— START Records for the exercise —
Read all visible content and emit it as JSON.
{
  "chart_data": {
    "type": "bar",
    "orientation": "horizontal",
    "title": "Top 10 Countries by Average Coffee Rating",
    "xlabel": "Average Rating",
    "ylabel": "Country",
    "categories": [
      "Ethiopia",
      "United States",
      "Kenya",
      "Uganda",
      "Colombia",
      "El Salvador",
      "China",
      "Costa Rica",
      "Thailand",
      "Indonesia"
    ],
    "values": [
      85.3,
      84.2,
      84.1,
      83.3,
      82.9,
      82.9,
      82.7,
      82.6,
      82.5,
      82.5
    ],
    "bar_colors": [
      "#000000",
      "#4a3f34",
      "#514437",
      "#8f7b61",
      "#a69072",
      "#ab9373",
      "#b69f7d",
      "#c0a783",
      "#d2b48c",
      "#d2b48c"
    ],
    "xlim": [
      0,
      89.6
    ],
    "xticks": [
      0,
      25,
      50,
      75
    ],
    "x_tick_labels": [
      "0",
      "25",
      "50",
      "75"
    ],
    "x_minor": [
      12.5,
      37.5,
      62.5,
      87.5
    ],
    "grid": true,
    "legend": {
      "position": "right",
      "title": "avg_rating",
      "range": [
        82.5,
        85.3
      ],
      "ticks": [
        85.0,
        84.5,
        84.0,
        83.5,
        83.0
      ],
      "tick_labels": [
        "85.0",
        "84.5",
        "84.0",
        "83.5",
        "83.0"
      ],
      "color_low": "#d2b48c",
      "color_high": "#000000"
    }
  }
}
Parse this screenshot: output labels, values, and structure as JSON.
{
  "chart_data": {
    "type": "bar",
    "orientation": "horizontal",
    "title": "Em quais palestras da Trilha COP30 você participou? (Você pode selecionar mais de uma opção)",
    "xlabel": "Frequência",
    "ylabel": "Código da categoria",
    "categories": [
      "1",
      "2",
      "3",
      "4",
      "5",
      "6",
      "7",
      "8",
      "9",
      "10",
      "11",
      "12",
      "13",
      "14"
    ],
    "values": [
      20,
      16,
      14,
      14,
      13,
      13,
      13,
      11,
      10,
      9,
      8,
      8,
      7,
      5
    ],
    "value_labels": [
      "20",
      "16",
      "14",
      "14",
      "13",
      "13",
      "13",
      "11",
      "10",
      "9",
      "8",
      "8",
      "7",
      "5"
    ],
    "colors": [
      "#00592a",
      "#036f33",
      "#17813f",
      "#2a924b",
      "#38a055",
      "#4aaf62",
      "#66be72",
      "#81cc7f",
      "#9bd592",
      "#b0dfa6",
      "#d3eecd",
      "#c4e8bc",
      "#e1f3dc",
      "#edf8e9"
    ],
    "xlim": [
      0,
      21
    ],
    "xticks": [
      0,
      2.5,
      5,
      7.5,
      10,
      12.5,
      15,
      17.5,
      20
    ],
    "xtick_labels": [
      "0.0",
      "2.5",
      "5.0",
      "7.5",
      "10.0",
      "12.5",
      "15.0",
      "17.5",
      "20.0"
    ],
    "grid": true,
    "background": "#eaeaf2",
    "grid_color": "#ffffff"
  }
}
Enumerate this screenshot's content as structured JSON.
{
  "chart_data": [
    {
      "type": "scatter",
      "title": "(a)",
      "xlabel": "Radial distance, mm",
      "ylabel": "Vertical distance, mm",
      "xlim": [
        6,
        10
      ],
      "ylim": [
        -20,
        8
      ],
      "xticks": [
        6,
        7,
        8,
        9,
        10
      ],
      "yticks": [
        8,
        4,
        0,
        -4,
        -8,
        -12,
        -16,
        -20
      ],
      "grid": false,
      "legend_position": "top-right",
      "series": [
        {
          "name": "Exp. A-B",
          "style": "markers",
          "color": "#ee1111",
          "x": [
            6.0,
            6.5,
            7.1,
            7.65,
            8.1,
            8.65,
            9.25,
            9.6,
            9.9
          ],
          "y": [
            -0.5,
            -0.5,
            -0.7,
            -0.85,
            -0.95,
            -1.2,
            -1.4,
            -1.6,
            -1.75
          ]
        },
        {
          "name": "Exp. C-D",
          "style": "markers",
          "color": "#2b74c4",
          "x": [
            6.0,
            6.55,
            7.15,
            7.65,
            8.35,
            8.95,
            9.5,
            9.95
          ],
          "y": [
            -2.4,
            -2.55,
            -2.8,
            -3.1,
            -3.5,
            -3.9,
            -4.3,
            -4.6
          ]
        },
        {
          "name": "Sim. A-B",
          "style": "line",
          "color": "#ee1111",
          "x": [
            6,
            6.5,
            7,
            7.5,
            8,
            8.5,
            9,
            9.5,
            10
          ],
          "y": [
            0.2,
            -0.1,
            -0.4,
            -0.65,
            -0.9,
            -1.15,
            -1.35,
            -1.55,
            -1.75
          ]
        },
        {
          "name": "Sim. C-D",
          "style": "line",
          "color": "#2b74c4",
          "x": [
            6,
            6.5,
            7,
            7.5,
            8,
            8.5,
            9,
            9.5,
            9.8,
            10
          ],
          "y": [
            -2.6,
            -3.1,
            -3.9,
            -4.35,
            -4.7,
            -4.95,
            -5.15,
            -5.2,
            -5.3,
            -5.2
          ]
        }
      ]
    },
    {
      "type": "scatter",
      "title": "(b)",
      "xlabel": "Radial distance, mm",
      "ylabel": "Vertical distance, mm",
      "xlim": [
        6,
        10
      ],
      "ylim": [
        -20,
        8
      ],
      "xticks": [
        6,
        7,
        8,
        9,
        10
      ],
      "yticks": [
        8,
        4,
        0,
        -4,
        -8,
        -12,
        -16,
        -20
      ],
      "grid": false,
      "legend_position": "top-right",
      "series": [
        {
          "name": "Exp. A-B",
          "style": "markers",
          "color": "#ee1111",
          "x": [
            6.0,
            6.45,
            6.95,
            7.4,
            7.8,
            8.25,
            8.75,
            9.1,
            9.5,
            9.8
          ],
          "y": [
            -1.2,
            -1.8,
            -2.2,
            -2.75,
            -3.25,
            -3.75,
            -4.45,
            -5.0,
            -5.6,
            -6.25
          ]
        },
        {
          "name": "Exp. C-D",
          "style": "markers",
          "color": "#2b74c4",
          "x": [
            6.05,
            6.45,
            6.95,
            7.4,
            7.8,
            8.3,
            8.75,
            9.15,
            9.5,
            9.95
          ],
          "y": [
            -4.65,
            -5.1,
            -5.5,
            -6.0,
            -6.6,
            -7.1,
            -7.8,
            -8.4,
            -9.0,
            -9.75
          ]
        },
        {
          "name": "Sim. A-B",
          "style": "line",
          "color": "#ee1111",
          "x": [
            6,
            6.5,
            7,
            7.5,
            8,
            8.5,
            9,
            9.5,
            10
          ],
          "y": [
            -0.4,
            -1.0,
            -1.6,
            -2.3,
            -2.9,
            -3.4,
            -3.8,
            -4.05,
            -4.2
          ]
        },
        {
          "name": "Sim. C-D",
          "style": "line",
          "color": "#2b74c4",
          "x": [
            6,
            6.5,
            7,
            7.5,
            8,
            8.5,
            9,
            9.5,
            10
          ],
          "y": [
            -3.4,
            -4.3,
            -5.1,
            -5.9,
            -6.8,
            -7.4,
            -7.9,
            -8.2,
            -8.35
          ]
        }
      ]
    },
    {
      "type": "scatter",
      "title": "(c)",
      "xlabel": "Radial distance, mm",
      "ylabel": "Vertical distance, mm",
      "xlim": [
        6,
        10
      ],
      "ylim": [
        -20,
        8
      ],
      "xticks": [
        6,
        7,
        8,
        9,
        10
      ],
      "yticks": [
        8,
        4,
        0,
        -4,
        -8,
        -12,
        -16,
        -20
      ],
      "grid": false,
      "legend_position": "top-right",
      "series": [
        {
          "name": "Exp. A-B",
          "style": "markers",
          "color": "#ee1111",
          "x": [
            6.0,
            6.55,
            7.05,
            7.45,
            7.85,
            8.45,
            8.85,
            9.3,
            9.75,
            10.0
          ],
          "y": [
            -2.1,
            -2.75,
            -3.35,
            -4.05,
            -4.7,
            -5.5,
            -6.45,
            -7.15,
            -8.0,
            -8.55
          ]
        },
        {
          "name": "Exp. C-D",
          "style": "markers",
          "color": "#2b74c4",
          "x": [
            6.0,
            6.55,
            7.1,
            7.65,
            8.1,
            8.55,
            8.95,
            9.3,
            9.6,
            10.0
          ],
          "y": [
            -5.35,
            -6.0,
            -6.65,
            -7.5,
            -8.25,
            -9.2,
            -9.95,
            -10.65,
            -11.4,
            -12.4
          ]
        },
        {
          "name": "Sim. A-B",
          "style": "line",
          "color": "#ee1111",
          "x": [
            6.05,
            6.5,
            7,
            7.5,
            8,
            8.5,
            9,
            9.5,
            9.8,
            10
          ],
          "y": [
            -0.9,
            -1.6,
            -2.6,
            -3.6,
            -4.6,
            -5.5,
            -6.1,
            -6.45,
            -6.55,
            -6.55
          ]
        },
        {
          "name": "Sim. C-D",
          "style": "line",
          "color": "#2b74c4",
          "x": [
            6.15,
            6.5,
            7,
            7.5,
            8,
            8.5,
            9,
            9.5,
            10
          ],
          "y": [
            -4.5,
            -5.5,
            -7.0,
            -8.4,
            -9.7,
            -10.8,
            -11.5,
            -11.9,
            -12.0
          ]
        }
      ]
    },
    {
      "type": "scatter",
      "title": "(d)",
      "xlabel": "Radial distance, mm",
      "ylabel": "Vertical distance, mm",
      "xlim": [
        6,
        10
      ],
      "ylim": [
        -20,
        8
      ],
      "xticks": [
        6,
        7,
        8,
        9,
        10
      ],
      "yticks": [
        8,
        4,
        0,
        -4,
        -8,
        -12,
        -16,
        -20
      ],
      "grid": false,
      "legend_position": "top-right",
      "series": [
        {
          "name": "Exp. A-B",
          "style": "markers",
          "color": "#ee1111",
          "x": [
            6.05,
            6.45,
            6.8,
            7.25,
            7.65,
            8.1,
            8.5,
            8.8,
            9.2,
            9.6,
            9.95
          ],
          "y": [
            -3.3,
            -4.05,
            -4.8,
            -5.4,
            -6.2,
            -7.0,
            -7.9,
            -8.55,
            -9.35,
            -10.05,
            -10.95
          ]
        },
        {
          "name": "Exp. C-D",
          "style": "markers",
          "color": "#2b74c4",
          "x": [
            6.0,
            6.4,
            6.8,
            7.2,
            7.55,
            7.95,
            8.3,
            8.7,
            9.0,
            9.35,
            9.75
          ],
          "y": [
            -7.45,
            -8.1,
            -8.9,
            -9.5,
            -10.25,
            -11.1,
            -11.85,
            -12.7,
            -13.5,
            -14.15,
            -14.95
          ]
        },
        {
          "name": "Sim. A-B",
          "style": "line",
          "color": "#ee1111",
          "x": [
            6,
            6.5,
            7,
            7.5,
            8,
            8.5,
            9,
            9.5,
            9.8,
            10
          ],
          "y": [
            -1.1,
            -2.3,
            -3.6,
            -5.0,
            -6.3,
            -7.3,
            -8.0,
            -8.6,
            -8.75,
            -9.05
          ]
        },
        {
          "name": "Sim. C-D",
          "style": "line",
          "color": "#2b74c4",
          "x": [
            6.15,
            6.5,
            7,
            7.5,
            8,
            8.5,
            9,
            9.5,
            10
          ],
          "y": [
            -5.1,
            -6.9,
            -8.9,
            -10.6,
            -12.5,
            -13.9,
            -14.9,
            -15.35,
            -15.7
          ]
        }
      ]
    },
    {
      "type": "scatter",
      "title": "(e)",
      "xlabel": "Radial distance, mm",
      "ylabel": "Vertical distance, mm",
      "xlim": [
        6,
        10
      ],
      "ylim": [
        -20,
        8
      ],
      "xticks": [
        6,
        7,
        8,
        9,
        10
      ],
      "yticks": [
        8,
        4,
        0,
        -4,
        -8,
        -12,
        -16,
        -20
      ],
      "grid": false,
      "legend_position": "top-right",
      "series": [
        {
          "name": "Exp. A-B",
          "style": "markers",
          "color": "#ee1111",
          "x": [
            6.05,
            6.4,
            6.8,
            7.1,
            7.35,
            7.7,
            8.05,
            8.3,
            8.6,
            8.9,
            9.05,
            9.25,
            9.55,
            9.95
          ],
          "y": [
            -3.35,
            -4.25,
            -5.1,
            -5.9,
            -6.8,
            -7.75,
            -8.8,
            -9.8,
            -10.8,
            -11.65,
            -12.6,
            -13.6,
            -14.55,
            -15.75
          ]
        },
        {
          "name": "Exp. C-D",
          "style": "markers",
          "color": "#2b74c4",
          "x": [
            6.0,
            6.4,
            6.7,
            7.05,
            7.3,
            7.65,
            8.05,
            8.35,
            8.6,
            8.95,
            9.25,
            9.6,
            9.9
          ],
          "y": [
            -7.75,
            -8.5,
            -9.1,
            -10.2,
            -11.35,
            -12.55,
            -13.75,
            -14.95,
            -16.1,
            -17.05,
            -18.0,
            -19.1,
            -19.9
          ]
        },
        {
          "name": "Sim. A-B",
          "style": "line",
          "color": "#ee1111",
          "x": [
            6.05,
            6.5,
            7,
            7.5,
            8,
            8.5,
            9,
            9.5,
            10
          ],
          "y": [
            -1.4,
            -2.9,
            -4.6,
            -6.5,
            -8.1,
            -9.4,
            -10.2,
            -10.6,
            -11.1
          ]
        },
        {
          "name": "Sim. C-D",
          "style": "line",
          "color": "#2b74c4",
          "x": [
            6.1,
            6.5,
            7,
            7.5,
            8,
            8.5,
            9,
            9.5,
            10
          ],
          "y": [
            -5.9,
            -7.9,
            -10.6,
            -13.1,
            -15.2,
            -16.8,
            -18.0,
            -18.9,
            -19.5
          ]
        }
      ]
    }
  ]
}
— END Records for the exercise —
» **Written problem**:
Which lines contain the word "this"? Copy each one.

» **Answer**:
Parse this screenshot: output labels, values, and structure as JSON.
Enumerate this screenshot's content as structured JSON.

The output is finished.